# JOB
Filter the entries and keep only the lines where the string "CASES" appears.

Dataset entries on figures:
----

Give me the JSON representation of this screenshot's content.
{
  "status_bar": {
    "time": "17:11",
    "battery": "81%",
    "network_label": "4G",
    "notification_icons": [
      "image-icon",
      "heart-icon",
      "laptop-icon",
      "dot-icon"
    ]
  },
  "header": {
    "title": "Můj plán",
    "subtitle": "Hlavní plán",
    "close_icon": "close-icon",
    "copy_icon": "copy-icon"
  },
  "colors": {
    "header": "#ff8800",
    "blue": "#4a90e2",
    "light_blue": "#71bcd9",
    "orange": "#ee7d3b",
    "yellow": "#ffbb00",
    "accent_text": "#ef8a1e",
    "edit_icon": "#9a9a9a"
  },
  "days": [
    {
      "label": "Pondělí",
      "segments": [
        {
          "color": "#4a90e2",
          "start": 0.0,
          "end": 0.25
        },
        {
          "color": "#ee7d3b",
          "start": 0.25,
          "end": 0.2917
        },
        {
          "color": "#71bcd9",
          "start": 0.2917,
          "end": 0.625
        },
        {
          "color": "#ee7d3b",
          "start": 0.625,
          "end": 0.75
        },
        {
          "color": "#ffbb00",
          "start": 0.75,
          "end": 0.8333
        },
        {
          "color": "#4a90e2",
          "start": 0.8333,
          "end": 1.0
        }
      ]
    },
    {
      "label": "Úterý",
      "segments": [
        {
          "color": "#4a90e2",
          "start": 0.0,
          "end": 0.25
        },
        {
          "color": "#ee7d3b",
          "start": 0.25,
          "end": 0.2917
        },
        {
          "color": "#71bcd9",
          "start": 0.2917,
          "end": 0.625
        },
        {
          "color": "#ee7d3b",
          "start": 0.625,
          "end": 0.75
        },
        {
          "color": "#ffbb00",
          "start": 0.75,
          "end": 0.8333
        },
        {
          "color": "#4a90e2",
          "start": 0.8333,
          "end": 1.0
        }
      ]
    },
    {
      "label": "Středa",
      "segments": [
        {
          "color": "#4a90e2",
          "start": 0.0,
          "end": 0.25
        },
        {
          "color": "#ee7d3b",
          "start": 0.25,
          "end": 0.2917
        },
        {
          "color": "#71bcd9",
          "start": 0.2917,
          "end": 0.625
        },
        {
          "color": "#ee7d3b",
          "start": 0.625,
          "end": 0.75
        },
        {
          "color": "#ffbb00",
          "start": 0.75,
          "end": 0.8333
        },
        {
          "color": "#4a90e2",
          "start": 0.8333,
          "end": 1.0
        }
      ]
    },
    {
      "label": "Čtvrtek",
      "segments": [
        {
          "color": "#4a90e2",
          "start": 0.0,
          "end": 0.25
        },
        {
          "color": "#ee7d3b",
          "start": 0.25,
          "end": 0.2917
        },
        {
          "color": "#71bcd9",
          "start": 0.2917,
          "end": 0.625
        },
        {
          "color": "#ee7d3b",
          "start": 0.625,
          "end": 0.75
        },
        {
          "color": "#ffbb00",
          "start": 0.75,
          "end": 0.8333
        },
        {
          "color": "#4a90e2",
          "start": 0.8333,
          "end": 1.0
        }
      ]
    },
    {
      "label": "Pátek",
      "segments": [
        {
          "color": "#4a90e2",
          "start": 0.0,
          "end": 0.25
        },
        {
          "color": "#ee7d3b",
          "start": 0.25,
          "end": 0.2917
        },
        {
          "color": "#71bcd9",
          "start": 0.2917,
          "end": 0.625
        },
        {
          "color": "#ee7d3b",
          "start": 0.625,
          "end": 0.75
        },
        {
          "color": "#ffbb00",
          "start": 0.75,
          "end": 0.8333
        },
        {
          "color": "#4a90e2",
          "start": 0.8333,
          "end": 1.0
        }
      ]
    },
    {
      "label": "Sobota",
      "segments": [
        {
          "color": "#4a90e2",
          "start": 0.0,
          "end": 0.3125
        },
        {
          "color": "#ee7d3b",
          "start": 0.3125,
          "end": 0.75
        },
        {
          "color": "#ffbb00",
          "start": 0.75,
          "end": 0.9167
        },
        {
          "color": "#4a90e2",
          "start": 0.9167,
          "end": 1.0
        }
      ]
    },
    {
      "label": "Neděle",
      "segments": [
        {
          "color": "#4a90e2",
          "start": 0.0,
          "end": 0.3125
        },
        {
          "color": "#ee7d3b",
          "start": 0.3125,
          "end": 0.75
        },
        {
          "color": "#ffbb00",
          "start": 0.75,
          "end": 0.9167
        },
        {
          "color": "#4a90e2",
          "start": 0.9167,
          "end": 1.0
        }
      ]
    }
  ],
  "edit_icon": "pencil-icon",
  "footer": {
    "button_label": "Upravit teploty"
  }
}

----

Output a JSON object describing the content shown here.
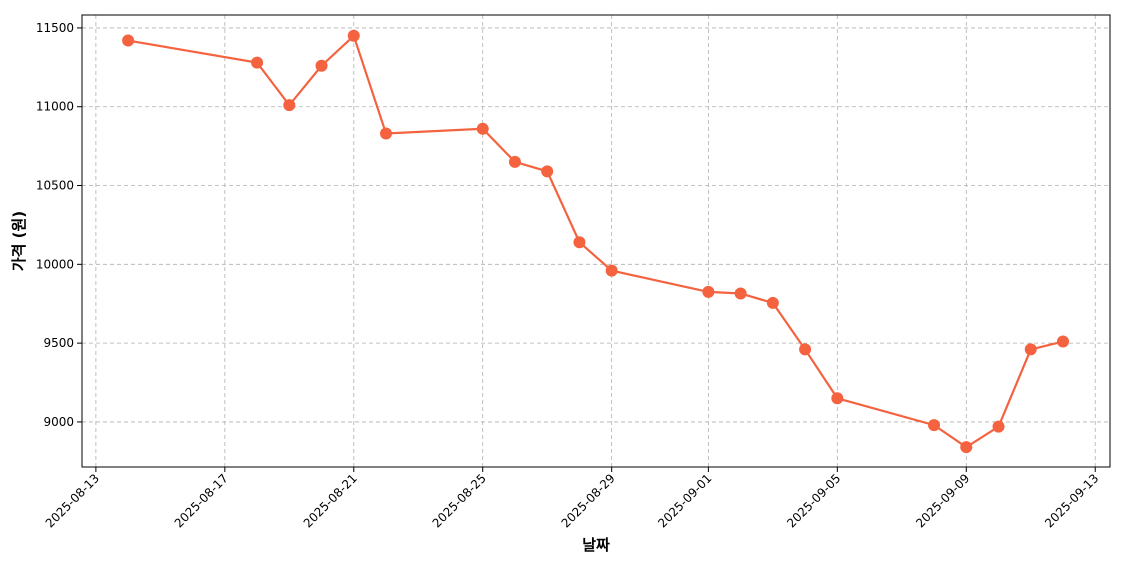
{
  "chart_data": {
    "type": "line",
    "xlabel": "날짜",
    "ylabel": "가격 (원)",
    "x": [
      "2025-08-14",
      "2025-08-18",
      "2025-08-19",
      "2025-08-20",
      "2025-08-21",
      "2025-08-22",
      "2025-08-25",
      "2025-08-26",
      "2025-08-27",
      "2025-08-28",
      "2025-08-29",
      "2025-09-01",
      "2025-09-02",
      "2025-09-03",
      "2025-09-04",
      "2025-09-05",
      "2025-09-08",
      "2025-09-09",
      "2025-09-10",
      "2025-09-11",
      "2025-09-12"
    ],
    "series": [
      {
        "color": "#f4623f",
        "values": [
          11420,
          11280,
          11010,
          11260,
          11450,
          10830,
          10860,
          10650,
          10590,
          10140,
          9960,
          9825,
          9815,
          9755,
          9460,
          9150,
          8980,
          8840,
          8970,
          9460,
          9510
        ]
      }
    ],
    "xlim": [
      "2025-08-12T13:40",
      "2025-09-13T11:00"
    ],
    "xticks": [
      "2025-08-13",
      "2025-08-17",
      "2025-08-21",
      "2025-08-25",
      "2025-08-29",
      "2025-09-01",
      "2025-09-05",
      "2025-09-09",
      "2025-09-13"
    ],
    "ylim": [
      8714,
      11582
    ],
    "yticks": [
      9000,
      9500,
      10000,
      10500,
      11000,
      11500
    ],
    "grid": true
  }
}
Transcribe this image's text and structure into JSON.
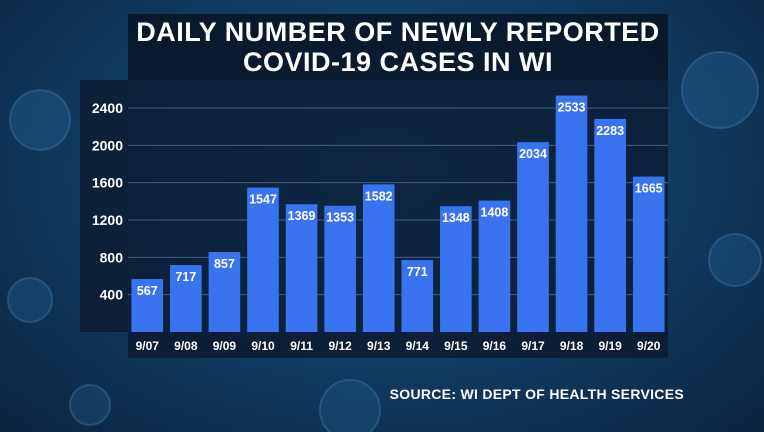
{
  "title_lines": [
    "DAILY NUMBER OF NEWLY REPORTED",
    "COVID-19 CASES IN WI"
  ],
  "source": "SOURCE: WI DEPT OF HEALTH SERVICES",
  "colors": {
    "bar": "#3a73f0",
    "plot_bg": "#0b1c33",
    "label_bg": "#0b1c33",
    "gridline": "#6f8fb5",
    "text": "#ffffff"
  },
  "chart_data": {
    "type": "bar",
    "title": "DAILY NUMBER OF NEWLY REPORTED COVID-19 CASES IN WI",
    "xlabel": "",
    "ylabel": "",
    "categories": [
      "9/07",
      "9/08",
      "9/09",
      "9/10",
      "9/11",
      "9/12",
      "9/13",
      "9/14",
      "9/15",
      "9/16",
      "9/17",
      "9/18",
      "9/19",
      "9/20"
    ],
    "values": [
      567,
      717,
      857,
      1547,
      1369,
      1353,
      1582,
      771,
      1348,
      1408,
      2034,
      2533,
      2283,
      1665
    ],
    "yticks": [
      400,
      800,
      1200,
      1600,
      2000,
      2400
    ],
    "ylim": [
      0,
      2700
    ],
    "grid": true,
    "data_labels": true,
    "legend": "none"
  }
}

----

# FULL ANSWER
    "COVID-19 CASES IN WI"
    "title": "DAILY NUMBER OF NEWLY REPORTED COVID-19 CASES IN WI",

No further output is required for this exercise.